Directions for this task: Reproduce, word for word, the portion of the Arrowverse review that begins with the words containing "The CW's Legends of" and ends with "workload for me.".

Thursday, February 9, 2017

REVIEW: The CW's 'Supergirl,' 'The Flash,' 'Legends and Tomorrow' and 'Arrow' (February 6-8)

Reviews for The CW's Arrowverse shows from February 6-8:

The CW's Supergirl - Episode 2.11 "The Martian Chronicles"
The CW's The Flash - Episode 3.12 "Untouchable"
The CW's Legends of Tomorrow - Episode 2.11 "Turncoat"
The CW's Arrow - Episode 5.12 "Bratva"

Due to the demands of Peak TV, it is becoming more and more difficult for this website to devote the time to full length episodic reviews. And yet, there are still thoughts to be had about the ongoing adventures on a number of series. As problematic as they may be, the Arrowverse shows on The CW are having interesting and engaging seasons at the moment. So I thought it would be good to still write down a couple of brief thoughts about each episode on a weekly basis. Of course, you can still expect full reviews for premieres and finales. If The CW should make screeners available, those episodes would get detailed analysis as well. But for now, this will be the way to continue to provide content for these shows while also being a lighter workload for me.

Supergirl - "The Martian Chronicles"
Armek, a White Martian, descends on National City intent on taking M'Gann back to Mars to face her punishment as a traitor. Hank and Supergirl determine the best way to keep M'Gann safe is to bring her to the DEO. When it is revealed that Armek shape-shifted into M'Gann and is now loose in the building, the team realize he could be disguised as any one of them. Written by Gabriel Llanas & Anna Musky-Goldwyn and directed by David McWhirter

There is a nice horror movie quality to this episode - especially once things become a lockdown at the DEO. Of course, there a number plot holes that could be picked apart with this story. Why is it so easy to break into the DEO? Why is it powered by a nuclear reactor? How did the White Martian snatch Winn and return as him so quickly? And yet, there are a number of reveals and action beats that work incredibly well. The Alex twist was very surprising and M'Gann's slow-motion blow to the back of the White Martian's head was epic. All of that was great but it was surrounded by so much character melodrama that is becoming way too forced. Kara and Alex's fight about not celebrating Earth birthday was frustrating. It was well informed by a deep history between the two characters. It was just odd it took up so much focus when it was clearly not what Kara was upset about. Additionally, the show needs to find a new way to tell romantic stories with Kara. Her being flustered that someone has a crush on her and not knowing how to react to it has gotten old. Meanwhile, it's devastating that M'Gann and J'onn's romance is a doomed one with her choosing to go to Mars to fight her people. It's also not as emotionally moving because their story has been so truncated this season. Hopefully, it's not the end though. B

The Flash - "Untouchable"

Extracted information:

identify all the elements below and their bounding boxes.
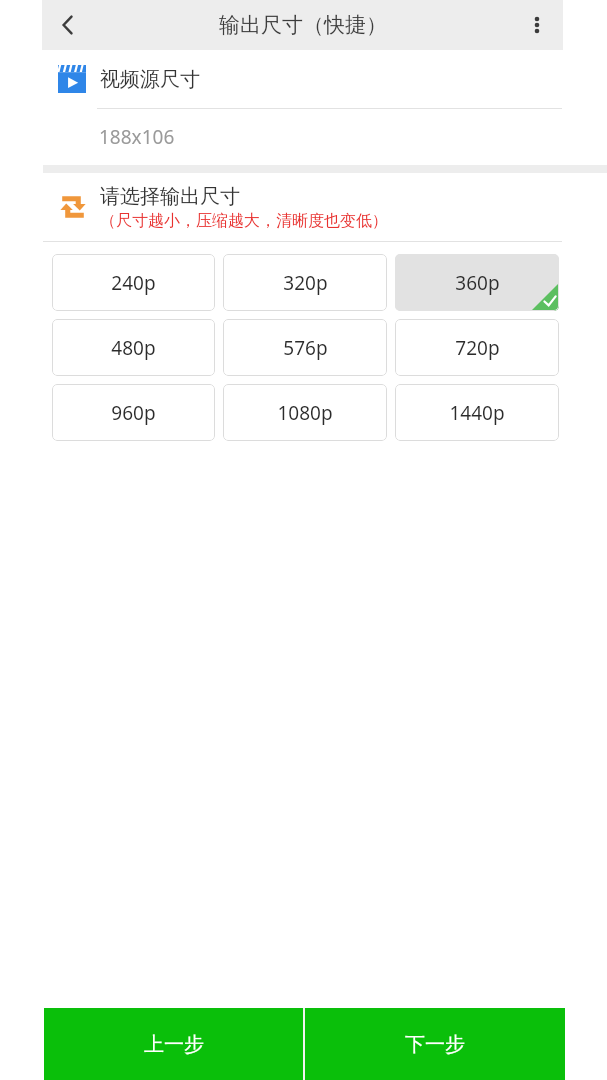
button[interactable]: 576p bbox=[223, 319, 387, 376]
button[interactable]: 360p bbox=[395, 254, 559, 311]
staticText: 上一步 bbox=[144, 1032, 204, 1057]
staticText: 188x106 bbox=[99, 124, 175, 150]
button[interactable]: 视频源尺寸 bbox=[0, 50, 607, 108]
button[interactable]: 720p bbox=[395, 319, 559, 376]
button[interactable]: More options bbox=[511, 0, 563, 50]
button[interactable]: 240p bbox=[52, 254, 215, 311]
staticText: 240p bbox=[111, 270, 156, 296]
staticText: 1440p bbox=[449, 400, 505, 426]
staticText: 1080p bbox=[277, 400, 333, 426]
staticText: 576p bbox=[283, 335, 328, 361]
button[interactable]: 480p bbox=[52, 319, 215, 376]
button[interactable]: 下一步 bbox=[305, 1008, 565, 1080]
staticText: 960p bbox=[111, 400, 156, 426]
staticText: 360p bbox=[455, 270, 500, 296]
staticText: 视频源尺寸 bbox=[100, 67, 200, 92]
staticText: 720p bbox=[455, 335, 500, 361]
staticText: 输出尺寸（快捷） bbox=[219, 12, 387, 38]
button[interactable]: 960p bbox=[52, 384, 215, 441]
button[interactable]: 320p bbox=[223, 254, 387, 311]
staticText: 320p bbox=[283, 270, 328, 296]
staticText: 下一步 bbox=[405, 1032, 465, 1057]
staticText: 480p bbox=[111, 335, 156, 361]
button[interactable]: 1440p bbox=[395, 384, 559, 441]
button[interactable]: 188x106 bbox=[0, 109, 607, 165]
button[interactable]: 1080p bbox=[223, 384, 387, 441]
button[interactable]: Back bbox=[42, 0, 94, 50]
staticText: （尺寸越小，压缩越大，清晰度也变低） bbox=[100, 211, 388, 231]
staticText: 请选择输出尺寸 bbox=[100, 184, 240, 209]
button[interactable]: 上一步 bbox=[44, 1008, 303, 1080]
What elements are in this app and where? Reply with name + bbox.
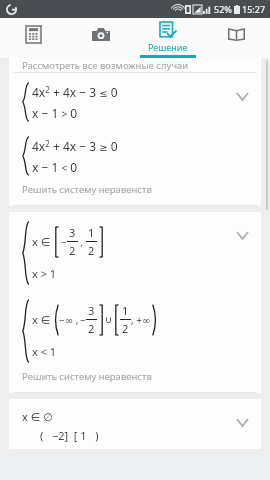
staticText: , xyxy=(78,236,86,248)
staticText: − xyxy=(61,235,67,249)
staticText: x ∈ xyxy=(32,312,51,327)
staticText: 15:27 xyxy=(242,3,266,15)
staticText: − xyxy=(80,313,86,327)
staticText: x ∈ ∅ xyxy=(22,409,53,424)
button[interactable]: x ∈ xyxy=(9,212,261,290)
other: Развернуть xyxy=(233,87,251,105)
staticText: x ∈ xyxy=(32,234,51,249)
staticText: 2 xyxy=(88,243,95,258)
other: Развернуть xyxy=(233,226,251,244)
staticText: ( −2] [ 1 ) xyxy=(40,428,99,443)
button[interactable]: Калькулятор xyxy=(0,18,67,58)
staticText: 3 xyxy=(88,303,95,318)
button[interactable]: x ∈ xyxy=(9,290,261,393)
staticText: x − 1 < 0 xyxy=(32,159,78,175)
staticText: x − 1 > 0 xyxy=(32,105,78,121)
staticText: 1 xyxy=(88,225,95,240)
staticText: 2 xyxy=(88,321,95,336)
button[interactable]: Камера xyxy=(67,18,134,58)
button[interactable]: Учебник xyxy=(202,18,270,58)
staticText: 4x2 + 4x − 3 ≤ 0 xyxy=(32,84,118,100)
staticText: 52% xyxy=(214,3,232,15)
staticText: 3 xyxy=(69,225,76,240)
staticText: Решить систему неравенств xyxy=(22,370,152,383)
staticText: ∪ xyxy=(105,314,113,326)
staticText: x > 1 xyxy=(32,266,57,281)
staticText: −∞ , xyxy=(59,313,79,327)
staticText: 1 xyxy=(122,303,129,318)
button[interactable]: 4x2 + 4x − 3 ≥ 0 xyxy=(9,127,261,206)
other: Развернуть xyxy=(233,413,251,431)
staticText: Рассмотреть все возможные случаи xyxy=(22,59,189,72)
staticText: Решение xyxy=(148,41,188,53)
staticText: Решить систему неравенств xyxy=(22,183,152,196)
staticText: 2 xyxy=(122,321,129,336)
staticText: 2 xyxy=(69,243,76,258)
staticText: 4x2 + 4x − 3 ≥ 0 xyxy=(32,138,118,154)
staticText: , +∞ xyxy=(131,313,151,327)
button[interactable]: Решение xyxy=(134,18,202,58)
staticText: x < 1 xyxy=(32,344,57,359)
button[interactable]: x ∈ ∅ xyxy=(9,399,261,449)
button[interactable]: 4x2 + 4x − 3 ≤ 0 xyxy=(9,73,261,127)
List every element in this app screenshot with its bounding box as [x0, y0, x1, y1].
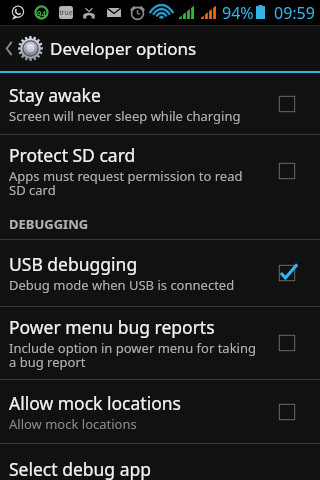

Task solution:
The CW's Legends of Tomorrow - Episode 2.11 "Turncoat"
The CW's Arrow - Episode 5.12 "Bratva"

Due to the demands of Peak TV, it is becoming more and more difficult for this website to devote the time to full length episodic reviews. And yet, there are still thoughts to be had about the ongoing adventures on a number of series. As problematic as they may be, the Arrowverse shows on The CW are having interesting and engaging seasons at the moment. So I thought it would be good to still write down a couple of brief thoughts about each episode on a weekly basis. Of course, you can still expect full reviews for premieres and finales. If The CW should make screeners available, those episodes would get detailed analysis as well. But for now, this will be the way to continue to provide content for these shows while also being a lighter workload for me.